The exercise =
From the listing below, pull each line that includes "Bothel".

Input material =
-*-*-

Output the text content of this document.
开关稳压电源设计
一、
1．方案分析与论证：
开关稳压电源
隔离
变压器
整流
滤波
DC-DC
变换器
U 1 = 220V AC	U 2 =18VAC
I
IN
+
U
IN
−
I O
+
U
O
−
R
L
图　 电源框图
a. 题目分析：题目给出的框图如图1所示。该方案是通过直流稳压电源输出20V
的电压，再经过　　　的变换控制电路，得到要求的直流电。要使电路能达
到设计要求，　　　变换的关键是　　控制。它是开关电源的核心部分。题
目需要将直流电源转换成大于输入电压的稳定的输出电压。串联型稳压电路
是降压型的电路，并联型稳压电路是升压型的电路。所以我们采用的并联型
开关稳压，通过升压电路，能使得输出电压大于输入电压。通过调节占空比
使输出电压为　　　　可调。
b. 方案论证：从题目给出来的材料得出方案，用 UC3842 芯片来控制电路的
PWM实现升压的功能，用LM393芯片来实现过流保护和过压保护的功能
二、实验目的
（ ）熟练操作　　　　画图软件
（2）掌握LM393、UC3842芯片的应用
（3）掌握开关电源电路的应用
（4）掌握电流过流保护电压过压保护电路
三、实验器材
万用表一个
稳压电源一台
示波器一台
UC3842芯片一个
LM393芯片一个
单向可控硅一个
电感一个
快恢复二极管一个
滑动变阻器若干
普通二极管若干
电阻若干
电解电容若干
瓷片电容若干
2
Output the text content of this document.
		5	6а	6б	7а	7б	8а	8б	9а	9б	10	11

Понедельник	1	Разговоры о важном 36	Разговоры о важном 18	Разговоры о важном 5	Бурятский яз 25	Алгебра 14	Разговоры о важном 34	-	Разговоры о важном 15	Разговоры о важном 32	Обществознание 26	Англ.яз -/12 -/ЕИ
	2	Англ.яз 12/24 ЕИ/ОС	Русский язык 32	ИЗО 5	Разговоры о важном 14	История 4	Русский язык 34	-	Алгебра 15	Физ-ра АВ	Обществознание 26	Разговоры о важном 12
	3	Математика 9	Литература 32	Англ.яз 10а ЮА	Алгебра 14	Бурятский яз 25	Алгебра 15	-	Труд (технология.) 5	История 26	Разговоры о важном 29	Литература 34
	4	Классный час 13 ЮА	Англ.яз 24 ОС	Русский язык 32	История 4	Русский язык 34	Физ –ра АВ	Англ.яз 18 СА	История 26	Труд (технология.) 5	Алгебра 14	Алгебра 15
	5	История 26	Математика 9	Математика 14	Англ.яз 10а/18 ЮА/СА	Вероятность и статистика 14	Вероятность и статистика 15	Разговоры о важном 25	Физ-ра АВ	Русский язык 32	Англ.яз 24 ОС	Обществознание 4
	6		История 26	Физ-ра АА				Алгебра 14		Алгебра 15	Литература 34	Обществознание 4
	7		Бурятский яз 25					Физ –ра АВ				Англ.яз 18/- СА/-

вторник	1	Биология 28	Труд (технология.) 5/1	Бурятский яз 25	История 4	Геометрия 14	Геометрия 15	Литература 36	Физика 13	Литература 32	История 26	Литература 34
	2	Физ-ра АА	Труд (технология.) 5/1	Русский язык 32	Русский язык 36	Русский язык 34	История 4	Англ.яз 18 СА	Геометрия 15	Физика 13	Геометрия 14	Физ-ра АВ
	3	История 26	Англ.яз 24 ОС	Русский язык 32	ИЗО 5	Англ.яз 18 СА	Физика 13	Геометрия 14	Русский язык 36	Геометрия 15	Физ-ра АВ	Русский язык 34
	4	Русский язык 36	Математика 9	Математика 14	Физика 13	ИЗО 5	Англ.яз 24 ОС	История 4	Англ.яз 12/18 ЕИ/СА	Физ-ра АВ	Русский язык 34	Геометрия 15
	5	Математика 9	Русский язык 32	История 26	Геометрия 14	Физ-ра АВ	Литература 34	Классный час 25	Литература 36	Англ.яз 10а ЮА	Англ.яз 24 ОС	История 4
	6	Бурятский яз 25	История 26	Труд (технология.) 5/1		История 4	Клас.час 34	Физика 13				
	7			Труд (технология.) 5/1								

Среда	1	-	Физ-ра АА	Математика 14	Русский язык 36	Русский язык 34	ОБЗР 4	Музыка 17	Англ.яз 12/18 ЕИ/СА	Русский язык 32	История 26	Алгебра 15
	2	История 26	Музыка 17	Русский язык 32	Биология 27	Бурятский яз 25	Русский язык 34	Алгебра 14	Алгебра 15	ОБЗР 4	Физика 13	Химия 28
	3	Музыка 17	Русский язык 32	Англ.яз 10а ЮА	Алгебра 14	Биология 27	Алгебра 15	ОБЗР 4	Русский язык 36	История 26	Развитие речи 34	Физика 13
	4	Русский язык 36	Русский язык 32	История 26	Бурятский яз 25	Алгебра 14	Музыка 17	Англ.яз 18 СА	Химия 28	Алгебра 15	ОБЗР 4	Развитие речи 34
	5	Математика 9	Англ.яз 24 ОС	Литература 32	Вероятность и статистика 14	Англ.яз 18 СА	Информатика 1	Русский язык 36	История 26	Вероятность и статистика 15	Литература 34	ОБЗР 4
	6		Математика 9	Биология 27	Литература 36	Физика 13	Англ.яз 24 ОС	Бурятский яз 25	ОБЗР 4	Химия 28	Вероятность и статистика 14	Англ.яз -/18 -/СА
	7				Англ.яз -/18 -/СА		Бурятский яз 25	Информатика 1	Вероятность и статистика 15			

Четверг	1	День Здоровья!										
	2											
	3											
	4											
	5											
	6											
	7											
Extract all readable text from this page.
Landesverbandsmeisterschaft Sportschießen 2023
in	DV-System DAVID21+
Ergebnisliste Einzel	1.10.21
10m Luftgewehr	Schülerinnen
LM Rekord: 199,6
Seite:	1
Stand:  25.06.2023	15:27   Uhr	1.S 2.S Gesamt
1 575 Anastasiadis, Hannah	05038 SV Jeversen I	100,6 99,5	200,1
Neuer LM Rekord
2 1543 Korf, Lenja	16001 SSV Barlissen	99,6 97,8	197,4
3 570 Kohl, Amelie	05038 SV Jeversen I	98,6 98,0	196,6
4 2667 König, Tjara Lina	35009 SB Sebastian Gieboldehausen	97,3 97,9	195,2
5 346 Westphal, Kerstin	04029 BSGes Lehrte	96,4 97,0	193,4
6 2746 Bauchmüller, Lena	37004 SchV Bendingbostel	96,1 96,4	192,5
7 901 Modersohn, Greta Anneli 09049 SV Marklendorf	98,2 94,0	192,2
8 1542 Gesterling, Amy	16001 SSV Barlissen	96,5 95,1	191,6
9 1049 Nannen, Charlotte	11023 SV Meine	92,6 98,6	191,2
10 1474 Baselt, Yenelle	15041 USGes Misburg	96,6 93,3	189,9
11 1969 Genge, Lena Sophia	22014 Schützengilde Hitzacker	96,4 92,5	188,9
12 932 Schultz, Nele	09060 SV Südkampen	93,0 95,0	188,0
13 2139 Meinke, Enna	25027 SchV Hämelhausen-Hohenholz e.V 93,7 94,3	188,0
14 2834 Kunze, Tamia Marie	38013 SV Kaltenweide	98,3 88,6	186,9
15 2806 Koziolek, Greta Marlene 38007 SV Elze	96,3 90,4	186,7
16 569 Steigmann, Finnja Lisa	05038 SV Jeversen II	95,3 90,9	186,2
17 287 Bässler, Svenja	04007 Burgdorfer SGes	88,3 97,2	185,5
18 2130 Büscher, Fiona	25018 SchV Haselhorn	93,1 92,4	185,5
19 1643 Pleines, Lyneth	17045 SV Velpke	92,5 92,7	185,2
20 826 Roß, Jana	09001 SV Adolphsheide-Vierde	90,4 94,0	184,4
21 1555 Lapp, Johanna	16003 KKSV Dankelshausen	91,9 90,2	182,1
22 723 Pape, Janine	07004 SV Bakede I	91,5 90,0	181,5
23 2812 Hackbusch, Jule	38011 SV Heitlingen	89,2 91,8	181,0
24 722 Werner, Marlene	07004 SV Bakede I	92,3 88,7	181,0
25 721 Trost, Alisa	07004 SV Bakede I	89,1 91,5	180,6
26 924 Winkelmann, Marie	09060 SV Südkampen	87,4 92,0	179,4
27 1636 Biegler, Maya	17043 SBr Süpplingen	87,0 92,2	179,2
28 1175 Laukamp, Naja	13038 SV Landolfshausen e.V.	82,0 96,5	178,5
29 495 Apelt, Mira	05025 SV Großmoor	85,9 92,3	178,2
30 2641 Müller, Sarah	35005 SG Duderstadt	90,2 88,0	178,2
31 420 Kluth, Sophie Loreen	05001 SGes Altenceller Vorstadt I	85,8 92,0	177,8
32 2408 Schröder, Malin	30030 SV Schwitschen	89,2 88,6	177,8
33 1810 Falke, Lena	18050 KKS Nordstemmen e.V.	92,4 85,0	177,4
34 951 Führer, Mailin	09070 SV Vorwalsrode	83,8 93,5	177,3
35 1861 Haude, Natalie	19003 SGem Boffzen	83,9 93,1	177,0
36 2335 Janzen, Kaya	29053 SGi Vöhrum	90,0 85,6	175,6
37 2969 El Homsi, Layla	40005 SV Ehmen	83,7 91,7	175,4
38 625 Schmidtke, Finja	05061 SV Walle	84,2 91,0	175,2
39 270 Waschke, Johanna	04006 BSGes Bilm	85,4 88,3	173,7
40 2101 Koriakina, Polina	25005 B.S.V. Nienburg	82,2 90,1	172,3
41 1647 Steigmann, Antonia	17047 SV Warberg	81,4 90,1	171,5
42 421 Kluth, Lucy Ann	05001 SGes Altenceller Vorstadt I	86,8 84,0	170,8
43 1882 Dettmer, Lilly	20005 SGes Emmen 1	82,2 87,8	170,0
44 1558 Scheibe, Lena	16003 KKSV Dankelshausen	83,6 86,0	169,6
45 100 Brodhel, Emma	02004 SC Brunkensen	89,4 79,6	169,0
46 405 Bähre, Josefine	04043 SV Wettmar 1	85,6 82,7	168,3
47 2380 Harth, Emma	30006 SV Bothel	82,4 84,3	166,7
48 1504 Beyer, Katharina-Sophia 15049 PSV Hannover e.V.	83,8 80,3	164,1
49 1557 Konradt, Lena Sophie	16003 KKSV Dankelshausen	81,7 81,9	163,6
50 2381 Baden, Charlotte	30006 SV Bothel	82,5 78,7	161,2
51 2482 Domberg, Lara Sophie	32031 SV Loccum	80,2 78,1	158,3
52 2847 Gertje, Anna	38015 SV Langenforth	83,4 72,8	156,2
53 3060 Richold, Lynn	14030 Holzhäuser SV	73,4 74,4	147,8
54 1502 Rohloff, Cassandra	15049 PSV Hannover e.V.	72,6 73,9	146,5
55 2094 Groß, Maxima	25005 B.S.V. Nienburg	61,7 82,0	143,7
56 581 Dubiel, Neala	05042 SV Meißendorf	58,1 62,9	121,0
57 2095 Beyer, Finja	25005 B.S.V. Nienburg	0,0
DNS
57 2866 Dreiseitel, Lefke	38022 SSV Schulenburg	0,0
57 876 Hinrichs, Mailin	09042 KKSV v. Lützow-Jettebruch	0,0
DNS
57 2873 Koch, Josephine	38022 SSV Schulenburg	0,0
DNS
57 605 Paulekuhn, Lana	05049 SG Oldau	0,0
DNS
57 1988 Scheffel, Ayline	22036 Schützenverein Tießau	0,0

-*-*-

Exercise result =
47 2380 Harth, Emma	30006 SV Bothel	82,4 84,3	166,7
50 2381 Baden, Charlotte	30006 SV Bothel	82,5 78,7	161,2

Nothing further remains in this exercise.